▸ Task to complete: In the listing below, count the lines with "name" and report only the figure.

--- start of Listed records ---

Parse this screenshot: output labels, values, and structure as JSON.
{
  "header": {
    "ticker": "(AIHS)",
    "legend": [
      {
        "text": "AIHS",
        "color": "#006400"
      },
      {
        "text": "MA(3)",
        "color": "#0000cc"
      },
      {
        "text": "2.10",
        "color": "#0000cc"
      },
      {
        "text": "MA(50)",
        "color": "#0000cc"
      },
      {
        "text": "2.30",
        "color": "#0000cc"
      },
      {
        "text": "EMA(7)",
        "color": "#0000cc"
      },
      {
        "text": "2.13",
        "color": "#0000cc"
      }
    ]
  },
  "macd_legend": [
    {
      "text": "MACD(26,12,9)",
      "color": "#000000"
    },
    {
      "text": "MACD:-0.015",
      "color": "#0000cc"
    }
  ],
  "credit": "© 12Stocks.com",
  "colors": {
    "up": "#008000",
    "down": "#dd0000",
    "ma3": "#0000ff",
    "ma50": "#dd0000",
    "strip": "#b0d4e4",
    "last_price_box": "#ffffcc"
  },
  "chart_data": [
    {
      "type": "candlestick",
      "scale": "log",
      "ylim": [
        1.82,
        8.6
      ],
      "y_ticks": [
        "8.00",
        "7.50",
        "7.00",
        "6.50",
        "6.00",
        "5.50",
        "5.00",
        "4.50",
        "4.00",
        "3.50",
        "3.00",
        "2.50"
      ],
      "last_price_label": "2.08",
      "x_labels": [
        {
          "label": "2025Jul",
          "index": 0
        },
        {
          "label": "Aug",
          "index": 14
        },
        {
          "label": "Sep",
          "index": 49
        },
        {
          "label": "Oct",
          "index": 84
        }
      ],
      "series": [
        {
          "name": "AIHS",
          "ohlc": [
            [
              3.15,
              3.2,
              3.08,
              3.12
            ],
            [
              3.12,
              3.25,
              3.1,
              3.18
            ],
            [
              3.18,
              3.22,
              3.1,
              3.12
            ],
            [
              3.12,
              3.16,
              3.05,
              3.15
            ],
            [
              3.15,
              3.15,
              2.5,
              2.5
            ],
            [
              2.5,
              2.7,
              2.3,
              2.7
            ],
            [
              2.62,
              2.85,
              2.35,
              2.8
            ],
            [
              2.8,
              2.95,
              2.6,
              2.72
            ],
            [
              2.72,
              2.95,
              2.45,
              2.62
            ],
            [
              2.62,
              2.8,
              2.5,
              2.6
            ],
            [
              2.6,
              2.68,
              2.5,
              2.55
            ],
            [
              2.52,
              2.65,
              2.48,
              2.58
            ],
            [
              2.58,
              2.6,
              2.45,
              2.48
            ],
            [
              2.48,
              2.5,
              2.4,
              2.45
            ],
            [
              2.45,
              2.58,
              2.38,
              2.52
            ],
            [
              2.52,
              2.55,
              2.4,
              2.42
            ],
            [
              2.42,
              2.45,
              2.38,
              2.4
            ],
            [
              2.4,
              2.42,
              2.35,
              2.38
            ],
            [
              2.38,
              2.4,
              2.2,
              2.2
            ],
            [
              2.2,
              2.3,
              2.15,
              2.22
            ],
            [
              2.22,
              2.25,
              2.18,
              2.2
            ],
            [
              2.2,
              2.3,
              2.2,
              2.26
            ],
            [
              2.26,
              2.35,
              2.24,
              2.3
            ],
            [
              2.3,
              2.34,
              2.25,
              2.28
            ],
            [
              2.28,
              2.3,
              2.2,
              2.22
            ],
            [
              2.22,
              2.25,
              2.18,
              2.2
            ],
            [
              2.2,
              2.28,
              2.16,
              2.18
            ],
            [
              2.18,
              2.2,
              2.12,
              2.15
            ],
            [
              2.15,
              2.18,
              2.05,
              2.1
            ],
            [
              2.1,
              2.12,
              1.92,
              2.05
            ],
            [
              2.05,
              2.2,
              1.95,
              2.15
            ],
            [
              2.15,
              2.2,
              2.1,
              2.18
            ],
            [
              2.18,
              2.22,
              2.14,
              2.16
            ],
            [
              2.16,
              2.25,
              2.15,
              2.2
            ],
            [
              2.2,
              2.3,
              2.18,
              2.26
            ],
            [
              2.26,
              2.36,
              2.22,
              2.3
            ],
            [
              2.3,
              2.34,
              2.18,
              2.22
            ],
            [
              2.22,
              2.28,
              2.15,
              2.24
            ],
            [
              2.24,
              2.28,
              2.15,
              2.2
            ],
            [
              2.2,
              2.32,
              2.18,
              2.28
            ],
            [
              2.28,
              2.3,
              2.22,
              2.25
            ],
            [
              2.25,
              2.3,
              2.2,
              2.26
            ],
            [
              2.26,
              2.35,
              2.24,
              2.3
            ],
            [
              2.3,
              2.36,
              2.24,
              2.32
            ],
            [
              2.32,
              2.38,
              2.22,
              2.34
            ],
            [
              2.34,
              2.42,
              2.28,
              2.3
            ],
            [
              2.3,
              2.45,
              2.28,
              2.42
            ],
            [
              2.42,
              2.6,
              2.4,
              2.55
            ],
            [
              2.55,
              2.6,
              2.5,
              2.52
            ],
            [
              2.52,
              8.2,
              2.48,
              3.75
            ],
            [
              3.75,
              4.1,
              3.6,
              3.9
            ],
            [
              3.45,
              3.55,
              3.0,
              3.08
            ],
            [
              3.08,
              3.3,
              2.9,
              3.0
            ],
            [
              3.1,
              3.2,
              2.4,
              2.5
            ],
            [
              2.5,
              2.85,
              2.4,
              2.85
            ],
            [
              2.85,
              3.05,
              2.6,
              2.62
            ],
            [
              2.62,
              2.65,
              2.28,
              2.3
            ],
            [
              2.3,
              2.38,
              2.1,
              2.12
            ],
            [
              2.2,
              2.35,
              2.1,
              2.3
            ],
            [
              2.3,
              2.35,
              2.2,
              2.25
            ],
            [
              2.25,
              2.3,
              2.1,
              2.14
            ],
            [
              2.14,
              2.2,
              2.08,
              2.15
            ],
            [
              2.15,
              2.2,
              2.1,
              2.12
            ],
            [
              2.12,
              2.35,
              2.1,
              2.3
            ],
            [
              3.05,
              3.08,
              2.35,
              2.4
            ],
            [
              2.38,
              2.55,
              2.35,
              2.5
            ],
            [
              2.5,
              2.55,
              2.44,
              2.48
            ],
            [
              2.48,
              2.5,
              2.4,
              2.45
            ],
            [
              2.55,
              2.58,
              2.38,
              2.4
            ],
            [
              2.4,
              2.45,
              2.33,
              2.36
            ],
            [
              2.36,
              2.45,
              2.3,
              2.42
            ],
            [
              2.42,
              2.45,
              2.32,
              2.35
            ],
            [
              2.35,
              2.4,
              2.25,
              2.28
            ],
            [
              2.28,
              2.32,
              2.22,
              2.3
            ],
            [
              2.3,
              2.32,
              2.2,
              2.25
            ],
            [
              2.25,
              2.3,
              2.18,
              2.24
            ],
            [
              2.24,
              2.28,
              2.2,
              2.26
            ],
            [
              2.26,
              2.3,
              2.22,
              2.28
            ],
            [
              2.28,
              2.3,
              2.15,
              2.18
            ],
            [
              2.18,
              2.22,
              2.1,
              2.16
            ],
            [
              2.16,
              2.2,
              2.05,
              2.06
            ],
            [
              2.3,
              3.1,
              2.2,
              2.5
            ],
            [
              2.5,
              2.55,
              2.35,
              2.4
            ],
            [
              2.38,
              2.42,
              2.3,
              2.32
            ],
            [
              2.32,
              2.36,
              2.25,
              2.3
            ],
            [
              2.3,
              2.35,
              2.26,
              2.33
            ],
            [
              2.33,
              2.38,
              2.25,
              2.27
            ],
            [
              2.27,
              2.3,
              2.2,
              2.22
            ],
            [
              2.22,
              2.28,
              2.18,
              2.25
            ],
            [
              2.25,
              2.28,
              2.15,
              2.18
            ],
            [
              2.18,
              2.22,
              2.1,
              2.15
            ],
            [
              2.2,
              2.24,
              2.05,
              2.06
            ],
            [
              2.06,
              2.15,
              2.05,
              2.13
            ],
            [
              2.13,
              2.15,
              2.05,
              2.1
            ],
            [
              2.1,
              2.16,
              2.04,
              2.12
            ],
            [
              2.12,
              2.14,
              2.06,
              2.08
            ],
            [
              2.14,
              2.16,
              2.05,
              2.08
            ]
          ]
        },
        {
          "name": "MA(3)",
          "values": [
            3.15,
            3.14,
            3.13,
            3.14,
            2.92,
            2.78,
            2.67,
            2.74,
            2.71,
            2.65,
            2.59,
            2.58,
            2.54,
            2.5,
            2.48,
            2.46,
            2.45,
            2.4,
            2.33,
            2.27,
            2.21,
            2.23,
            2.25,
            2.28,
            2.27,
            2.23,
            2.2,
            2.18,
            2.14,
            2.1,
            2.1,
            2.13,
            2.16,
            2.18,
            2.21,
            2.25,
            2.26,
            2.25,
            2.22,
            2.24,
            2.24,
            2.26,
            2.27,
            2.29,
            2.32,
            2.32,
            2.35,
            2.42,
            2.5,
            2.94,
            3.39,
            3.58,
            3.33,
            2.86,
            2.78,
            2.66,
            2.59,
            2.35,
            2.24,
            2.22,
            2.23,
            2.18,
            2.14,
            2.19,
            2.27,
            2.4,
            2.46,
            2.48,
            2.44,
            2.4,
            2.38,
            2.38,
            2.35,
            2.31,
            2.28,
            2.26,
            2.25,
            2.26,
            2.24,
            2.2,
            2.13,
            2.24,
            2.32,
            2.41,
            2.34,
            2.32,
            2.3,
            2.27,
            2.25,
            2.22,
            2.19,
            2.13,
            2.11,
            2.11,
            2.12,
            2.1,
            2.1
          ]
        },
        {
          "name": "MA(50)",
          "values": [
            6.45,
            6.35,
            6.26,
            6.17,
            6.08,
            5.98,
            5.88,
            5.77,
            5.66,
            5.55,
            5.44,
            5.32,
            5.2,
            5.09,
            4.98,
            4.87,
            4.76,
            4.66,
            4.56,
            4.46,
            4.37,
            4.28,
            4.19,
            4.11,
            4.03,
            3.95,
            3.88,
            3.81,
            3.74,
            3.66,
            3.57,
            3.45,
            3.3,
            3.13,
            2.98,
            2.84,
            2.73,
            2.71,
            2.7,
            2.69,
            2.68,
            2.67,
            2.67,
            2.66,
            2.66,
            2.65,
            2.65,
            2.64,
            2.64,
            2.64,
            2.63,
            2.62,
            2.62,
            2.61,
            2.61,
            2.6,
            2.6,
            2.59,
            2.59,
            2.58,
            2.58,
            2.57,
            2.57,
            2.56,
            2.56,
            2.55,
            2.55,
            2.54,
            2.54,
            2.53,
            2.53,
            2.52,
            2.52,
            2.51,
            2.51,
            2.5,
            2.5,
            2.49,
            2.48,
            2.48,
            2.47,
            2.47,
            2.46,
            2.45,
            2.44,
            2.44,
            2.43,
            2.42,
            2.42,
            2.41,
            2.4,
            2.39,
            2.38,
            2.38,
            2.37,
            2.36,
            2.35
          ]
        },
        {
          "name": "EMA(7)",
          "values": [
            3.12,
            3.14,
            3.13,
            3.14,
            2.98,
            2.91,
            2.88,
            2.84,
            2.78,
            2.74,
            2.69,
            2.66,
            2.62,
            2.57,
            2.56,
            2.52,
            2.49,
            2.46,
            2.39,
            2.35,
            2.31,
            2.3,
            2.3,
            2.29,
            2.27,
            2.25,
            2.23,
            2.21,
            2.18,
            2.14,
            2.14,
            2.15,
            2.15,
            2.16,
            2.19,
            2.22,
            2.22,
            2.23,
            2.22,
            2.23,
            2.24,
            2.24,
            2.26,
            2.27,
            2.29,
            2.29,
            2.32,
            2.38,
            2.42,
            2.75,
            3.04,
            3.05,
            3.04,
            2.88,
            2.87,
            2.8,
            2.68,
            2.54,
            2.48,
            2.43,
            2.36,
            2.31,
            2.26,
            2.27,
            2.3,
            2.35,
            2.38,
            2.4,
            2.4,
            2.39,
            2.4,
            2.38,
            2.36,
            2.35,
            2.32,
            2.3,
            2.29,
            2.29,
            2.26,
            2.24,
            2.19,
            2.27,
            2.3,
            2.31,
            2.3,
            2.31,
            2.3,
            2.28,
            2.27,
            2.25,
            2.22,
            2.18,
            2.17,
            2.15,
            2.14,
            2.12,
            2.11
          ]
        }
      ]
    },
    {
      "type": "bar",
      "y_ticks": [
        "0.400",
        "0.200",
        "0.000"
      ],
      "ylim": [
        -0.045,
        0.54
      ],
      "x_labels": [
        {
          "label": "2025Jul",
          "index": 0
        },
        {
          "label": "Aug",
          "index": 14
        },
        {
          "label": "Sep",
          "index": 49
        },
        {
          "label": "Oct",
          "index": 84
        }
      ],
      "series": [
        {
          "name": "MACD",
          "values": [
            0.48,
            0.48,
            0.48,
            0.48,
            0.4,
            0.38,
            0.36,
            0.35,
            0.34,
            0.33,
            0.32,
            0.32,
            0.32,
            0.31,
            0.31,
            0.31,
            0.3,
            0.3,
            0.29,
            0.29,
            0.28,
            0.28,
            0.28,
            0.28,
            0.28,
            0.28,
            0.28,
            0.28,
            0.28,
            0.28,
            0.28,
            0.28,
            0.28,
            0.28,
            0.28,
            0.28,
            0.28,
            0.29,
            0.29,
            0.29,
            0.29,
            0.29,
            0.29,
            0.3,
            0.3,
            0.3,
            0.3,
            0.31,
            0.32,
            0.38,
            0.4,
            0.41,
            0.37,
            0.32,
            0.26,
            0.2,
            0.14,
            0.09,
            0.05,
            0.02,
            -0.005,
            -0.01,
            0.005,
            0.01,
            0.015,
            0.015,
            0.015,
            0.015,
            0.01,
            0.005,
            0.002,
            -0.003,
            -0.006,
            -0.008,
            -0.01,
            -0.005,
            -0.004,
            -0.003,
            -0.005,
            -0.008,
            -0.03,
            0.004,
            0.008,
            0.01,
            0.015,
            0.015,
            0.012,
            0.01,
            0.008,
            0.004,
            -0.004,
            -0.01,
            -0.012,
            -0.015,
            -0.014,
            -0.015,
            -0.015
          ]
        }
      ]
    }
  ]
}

--- end of Listed records ---

▸ Task response: 5